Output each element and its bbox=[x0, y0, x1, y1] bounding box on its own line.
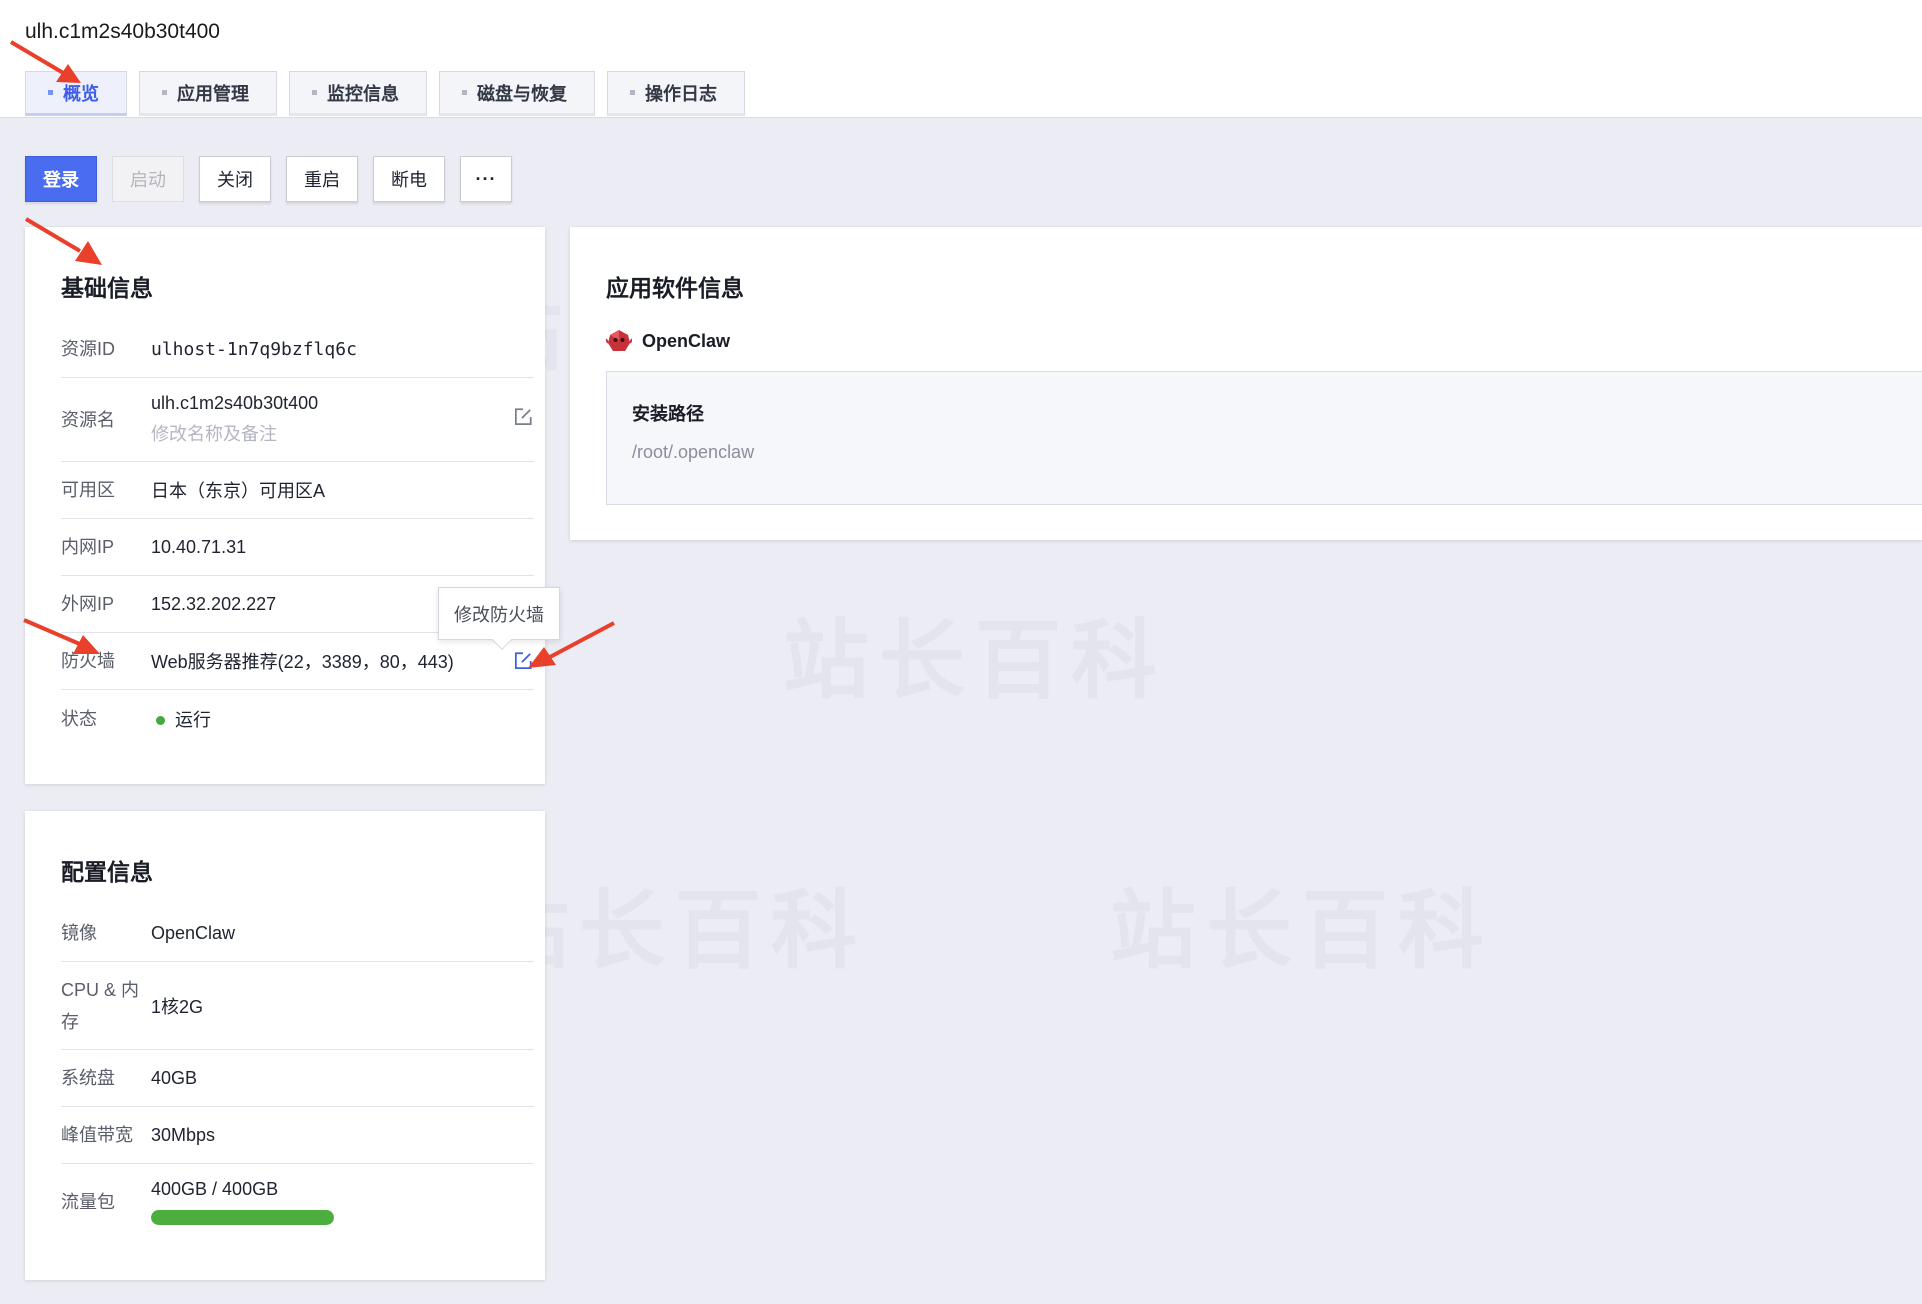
row-private-ip: 内网IP 10.40.71.31 bbox=[61, 519, 534, 576]
zone-value: 日本（东京）可用区A bbox=[151, 481, 326, 501]
image-value: OpenClaw bbox=[151, 922, 236, 943]
annotation-arrow-icon bbox=[528, 621, 615, 668]
row-firewall: 防火墙 Web服务器推荐(22，3389，80，443) bbox=[61, 633, 534, 690]
openclaw-logo-icon bbox=[606, 330, 632, 351]
resource-id-value: ulhost-1n7q9bzflq6c bbox=[151, 338, 357, 360]
tab-dot-icon bbox=[162, 90, 167, 95]
tab-label: 操作日志 bbox=[645, 83, 717, 104]
private-ip-label: 内网IP bbox=[61, 537, 115, 557]
traffic-progress-fill bbox=[151, 1210, 334, 1225]
row-traffic: 流量包 400GB / 400GB bbox=[61, 1164, 534, 1240]
start-button[interactable]: 启动 bbox=[112, 156, 184, 202]
traffic-block: 400GB / 400GB bbox=[151, 1179, 534, 1225]
row-bandwidth: 峰值带宽 30Mbps bbox=[61, 1107, 534, 1164]
install-path-box: 安装路径 /root/.openclaw bbox=[606, 371, 1922, 505]
annotation-arrow-icon bbox=[23, 618, 100, 654]
tab-dot-icon bbox=[462, 90, 467, 95]
app-row: OpenClaw bbox=[606, 328, 730, 354]
tab-dot-icon bbox=[312, 90, 317, 95]
image-label: 镜像 bbox=[61, 923, 97, 943]
status-label: 状态 bbox=[61, 708, 97, 729]
row-zone: 可用区 日本（东京）可用区A bbox=[61, 462, 534, 519]
row-system-disk: 系统盘 40GB bbox=[61, 1050, 534, 1107]
watermark: 站长百科 bbox=[1110, 883, 1494, 979]
row-resource-name: 资源名 ulh.c1m2s40b30t400 修改名称及备注 bbox=[61, 378, 534, 462]
login-button[interactable]: 登录 bbox=[25, 156, 97, 202]
basic-info-card: 基础信息 资源ID ulhost-1n7q9bzflq6c 资源名 ulh.c1… bbox=[25, 227, 545, 784]
watermark: 站长百科 bbox=[783, 613, 1167, 709]
install-path-label: 安装路径 bbox=[632, 404, 704, 424]
tab-label: 监控信息 bbox=[327, 83, 399, 104]
top-bar: ulh.c1m2s40b30t400 概览 应用管理 监控信息 磁盘与恢复 操作… bbox=[0, 0, 1922, 118]
annotation-arrow-icon bbox=[24, 217, 102, 265]
shutdown-button[interactable]: 关闭 bbox=[199, 156, 271, 202]
action-toolbar: 登录 启动 关闭 重启 断电 ··· bbox=[25, 156, 527, 202]
resource-name-label: 资源名 bbox=[61, 409, 115, 430]
resource-name-hint: 修改名称及备注 bbox=[151, 424, 277, 444]
config-info-card: 配置信息 镜像 OpenClaw CPU & 内存 1核2G 系统盘 40GB … bbox=[25, 811, 545, 1280]
traffic-label: 流量包 bbox=[61, 1192, 115, 1212]
zone-label: 可用区 bbox=[61, 480, 115, 500]
tab-operation-log[interactable]: 操作日志 bbox=[607, 71, 745, 116]
app-info-title: 应用软件信息 bbox=[606, 275, 744, 301]
tab-label: 应用管理 bbox=[177, 83, 249, 104]
basic-info-title: 基础信息 bbox=[61, 275, 153, 301]
traffic-progress-bar bbox=[151, 1210, 334, 1225]
tab-monitoring[interactable]: 监控信息 bbox=[289, 71, 427, 116]
restart-button[interactable]: 重启 bbox=[286, 156, 358, 202]
config-info-title: 配置信息 bbox=[61, 859, 153, 885]
power-off-button[interactable]: 断电 bbox=[373, 156, 445, 202]
tab-dot-icon bbox=[630, 90, 635, 95]
bandwidth-label: 峰值带宽 bbox=[61, 1125, 133, 1145]
system-disk-value: 40GB bbox=[151, 1067, 198, 1088]
status-running-icon bbox=[156, 716, 165, 726]
cpu-memory-label: CPU & 内存 bbox=[61, 979, 140, 1032]
basic-info-rows: 资源ID ulhost-1n7q9bzflq6c 资源名 ulh.c1m2s40… bbox=[61, 321, 534, 747]
app-info-card: 应用软件信息 OpenClaw 安装路径 /root/.openclaw bbox=[570, 227, 1922, 540]
annotation-arrow-icon bbox=[9, 40, 81, 83]
resource-name-block: ulh.c1m2s40b30t400 修改名称及备注 bbox=[151, 393, 534, 446]
system-disk-label: 系统盘 bbox=[61, 1068, 115, 1088]
more-actions-button[interactable]: ··· bbox=[460, 156, 512, 202]
resource-name-value: ulh.c1m2s40b30t400 bbox=[151, 393, 319, 413]
status-value: 运行 bbox=[175, 709, 211, 730]
row-status: 状态 运行 bbox=[61, 690, 534, 747]
traffic-value: 400GB / 400GB bbox=[151, 1179, 279, 1199]
bandwidth-value: 30Mbps bbox=[151, 1124, 216, 1145]
cpu-memory-value: 1核2G bbox=[151, 996, 204, 1017]
tab-app-management[interactable]: 应用管理 bbox=[139, 71, 277, 116]
app-name: OpenClaw bbox=[642, 330, 731, 351]
row-image: 镜像 OpenClaw bbox=[61, 905, 534, 962]
install-path-value: /root/.openclaw bbox=[632, 442, 755, 462]
tab-disk-recovery[interactable]: 磁盘与恢复 bbox=[439, 71, 595, 116]
row-resource-id: 资源ID ulhost-1n7q9bzflq6c bbox=[61, 321, 534, 378]
tab-bar: 概览 应用管理 监控信息 磁盘与恢复 操作日志 bbox=[25, 71, 757, 116]
resource-id-label: 资源ID bbox=[61, 339, 115, 359]
firewall-value: Web服务器推荐(22，3389，80，443) bbox=[151, 652, 454, 672]
tab-label: 磁盘与恢复 bbox=[477, 83, 567, 104]
config-info-rows: 镜像 OpenClaw CPU & 内存 1核2G 系统盘 40GB 峰值带宽 … bbox=[61, 905, 534, 1240]
edit-name-icon[interactable] bbox=[512, 406, 534, 428]
private-ip-value: 10.40.71.31 bbox=[151, 536, 247, 557]
row-cpu-memory: CPU & 内存 1核2G bbox=[61, 962, 534, 1050]
status-value-block: 运行 bbox=[151, 706, 534, 732]
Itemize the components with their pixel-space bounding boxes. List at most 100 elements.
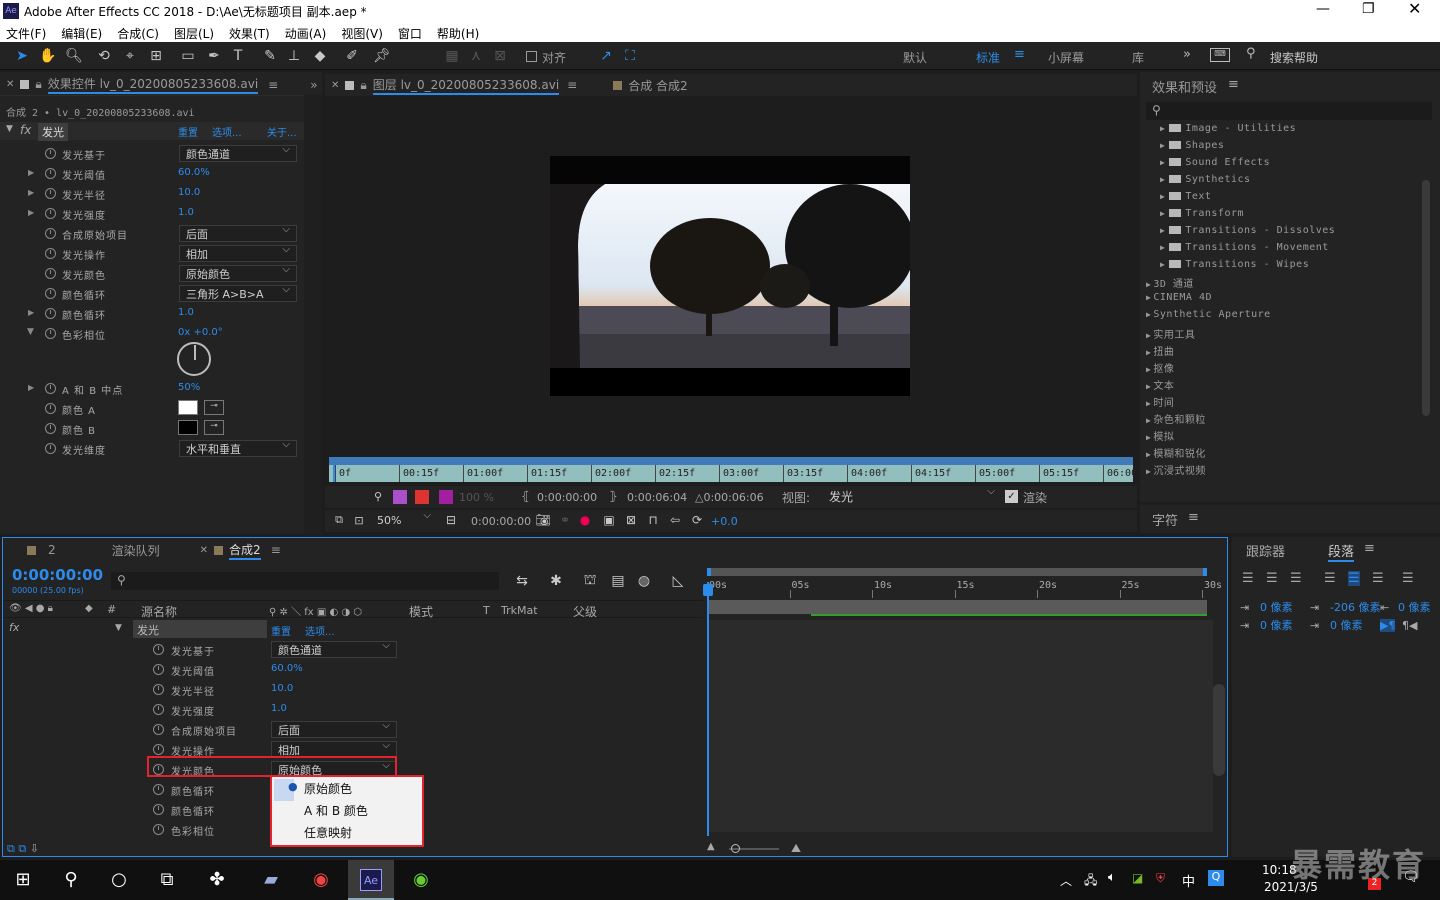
network-icon[interactable]: 🖧︎ (1084, 871, 1097, 892)
rtl-direction-icon[interactable]: ¶◀ (1402, 619, 1417, 632)
in-point[interactable]: 0:00:00:00 (537, 491, 597, 504)
region-icon[interactable]: ⊟ (443, 512, 459, 528)
eyedropper-icon[interactable]: ⊸ (204, 400, 224, 415)
tab-tracker[interactable]: 跟踪器 (1246, 541, 1285, 560)
zoom-out-icon[interactable]: ▲ (707, 841, 715, 852)
opacity-value[interactable]: 100 % (459, 491, 494, 504)
minimize-icon[interactable]: — (1316, 1, 1330, 17)
brush-tool-icon[interactable]: ✎ (260, 47, 280, 65)
fast-preview-icon[interactable]: ⟳ (689, 512, 705, 528)
pan-behind-tool-icon[interactable]: ⊞ (146, 47, 166, 65)
phase-dial[interactable] (177, 342, 211, 376)
effects-category[interactable]: ▶ 时间 (1146, 394, 1174, 409)
layer-lock-icon[interactable]: 🔒︎ (360, 78, 366, 93)
effects-subfolder[interactable]: ▶ Text (1160, 191, 1211, 202)
expand-panel-icon[interactable]: » (310, 78, 317, 92)
expanded-twirl-icon[interactable]: ▼ (27, 327, 37, 341)
draft-3d-toggle-icon[interactable]: ✱ (547, 572, 565, 590)
zoom-tool-icon[interactable]: 🔍︎ (64, 47, 84, 65)
av-features-icons[interactable]: 👁︎ ◀︎ ● 🔒︎ (9, 603, 53, 614)
indent-right-value[interactable]: 0 像素 (1398, 599, 1431, 615)
comp-tab[interactable]: 合成 合成2 (628, 77, 687, 94)
justify-last-left-icon[interactable]: ☰ (1324, 571, 1336, 586)
twirl-icon[interactable]: ▶ (28, 383, 34, 392)
align-left-icon[interactable]: ☰ (1242, 571, 1254, 586)
ec-prop-dropdown[interactable]: 后面 (179, 224, 297, 242)
hide-shy-icon[interactable]: ⛫ (581, 572, 599, 590)
ec-prop-value[interactable]: 0x +0.0° (178, 327, 223, 338)
indent-left-icon[interactable]: ⇥ (1240, 601, 1249, 614)
stopwatch-icon[interactable] (153, 644, 164, 655)
workspace-standard[interactable]: 标准 (976, 49, 1000, 66)
stopwatch-icon[interactable] (45, 403, 56, 414)
melon-app-icon[interactable]: ◉ (406, 864, 436, 894)
lock-icon[interactable]: 🔒︎ (35, 77, 41, 92)
menu-item-0[interactable]: 文件(F) (6, 25, 46, 42)
menu-item-2[interactable]: 合成(C) (117, 25, 159, 42)
security-icon[interactable]: ⛨ (1156, 871, 1165, 886)
justify-all-icon[interactable]: ☰ (1402, 571, 1414, 586)
layer-menu-icon[interactable]: ≡ (567, 78, 577, 92)
zoom-slider[interactable]: ▲ ⛰ (707, 841, 807, 856)
timeline-menu-icon[interactable]: ≡ (271, 543, 281, 557)
zoom-dropdown[interactable]: 50% (371, 510, 437, 529)
viewer-playhead[interactable] (333, 465, 335, 482)
timeline-options-link[interactable]: 选项... (305, 623, 335, 638)
color-swatch-icon[interactable] (439, 490, 453, 504)
ec-prop-value[interactable]: 10.0 (178, 187, 200, 198)
tab-comp-2[interactable]: 2 (48, 543, 56, 557)
selection-tool-icon[interactable]: ➤ (12, 47, 32, 65)
close-tab-icon[interactable]: ✕ (6, 79, 14, 90)
effects-category[interactable]: ▶ CINEMA 4D (1146, 292, 1212, 303)
comp-mini-flowchart-icon[interactable]: ⇆ (513, 572, 531, 590)
solo-icon[interactable] (393, 490, 407, 504)
rotate-tool-icon[interactable]: ⟲ (94, 47, 114, 65)
roto-brush-tool-icon[interactable]: ✐ (342, 47, 362, 65)
3d-view-icon[interactable]: ⊓ (645, 512, 661, 528)
channel-icon[interactable]: ● (577, 512, 593, 528)
mode-column[interactable]: 模式 (409, 603, 433, 620)
tab-comp2[interactable]: 合成2 (229, 541, 261, 560)
stopwatch-icon[interactable] (45, 248, 56, 259)
reset-link[interactable]: 重置 (178, 124, 198, 139)
camera-tool-icon[interactable]: ⌖ (120, 47, 140, 65)
tl-prop-dropdown[interactable]: 颜色通道 (271, 640, 397, 658)
more-workspaces-icon[interactable]: » (1183, 47, 1191, 62)
shy-icon[interactable] (415, 490, 429, 504)
justify-last-right-icon[interactable]: ☰ (1372, 571, 1384, 586)
timeline-effect-collapse-icon[interactable]: ▼ (115, 623, 122, 633)
tl-prop-dropdown[interactable]: 后面 (271, 720, 397, 738)
qq-icon[interactable]: Q (1208, 870, 1224, 886)
rectangle-tool-icon[interactable]: ▭ (178, 47, 198, 65)
stopwatch-icon[interactable] (45, 383, 56, 394)
draft-3d-icon[interactable]: ⚲ (371, 489, 385, 503)
notes-app-icon[interactable]: ▰ (256, 864, 286, 894)
twirl-icon[interactable]: ▶ (28, 168, 34, 177)
space-after-value[interactable]: 0 像素 (1330, 617, 1363, 633)
parent-column[interactable]: 父级 (573, 603, 597, 620)
effects-category[interactable]: ▶ 3D 通道 (1146, 275, 1194, 290)
snap-options-icon[interactable]: ↗ (596, 47, 616, 65)
ec-prop-value[interactable]: 1.0 (178, 307, 194, 318)
show-snapshot-icon[interactable]: ⚭ (557, 512, 573, 528)
hand-tool-icon[interactable]: ✋ (38, 47, 58, 65)
close-layer-tab-icon[interactable]: ✕ (331, 80, 339, 91)
collapse-icon[interactable]: ▼ (6, 124, 13, 134)
tl-prop-value[interactable]: 10.0 (271, 683, 293, 694)
zoom-in-icon[interactable]: ⛰ (791, 841, 801, 856)
stopwatch-icon[interactable] (153, 684, 164, 695)
effects-search-input[interactable]: ⚲ (1146, 102, 1432, 120)
stopwatch-icon[interactable] (45, 208, 56, 219)
effects-category[interactable]: ▶ 抠像 (1146, 360, 1174, 375)
ec-prop-dropdown[interactable]: 颜色通道 (179, 144, 297, 162)
stopwatch-icon[interactable] (153, 664, 164, 675)
effects-subfolder[interactable]: ▶ Image - Utilities (1160, 123, 1296, 134)
work-area-bar[interactable] (707, 600, 1207, 614)
stopwatch-icon[interactable] (153, 724, 164, 735)
out-point[interactable]: 0:00:06:04 (627, 491, 687, 504)
stopwatch-icon[interactable] (153, 804, 164, 815)
current-time[interactable]: 0:00:00:00 (471, 515, 531, 528)
search-icon[interactable]: ⚲ (1246, 46, 1256, 61)
menu-item-6[interactable]: 视图(V) (341, 25, 383, 42)
effects-subfolder[interactable]: ▶ Transitions - Wipes (1160, 259, 1309, 270)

==========

▶ Challenge: Repeat the entries word for word, starting at the line containing "row-private-ip: 内网IP 10.40.71.31" and ending at the line containing "tab-label: 操作日志 bbox=[645, 83, 717, 104]", with both of those lines included.

▶ Reply:
row-private-ip: 内网IP 10.40.71.31 bbox=[61, 519, 534, 576]
zone-value: 日本（东京）可用区A bbox=[151, 481, 326, 501]
image-value: OpenClaw bbox=[151, 922, 236, 943]
annotation-arrow-icon bbox=[528, 621, 615, 668]
row-firewall: 防火墙 Web服务器推荐(22，3389，80，443) bbox=[61, 633, 534, 690]
openclaw-logo-icon bbox=[606, 330, 632, 351]
resource-id-value: ulhost-1n7q9bzflq6c bbox=[151, 338, 357, 360]
tab-dot-icon bbox=[162, 90, 167, 95]
tab-label: 操作日志 bbox=[645, 83, 717, 104]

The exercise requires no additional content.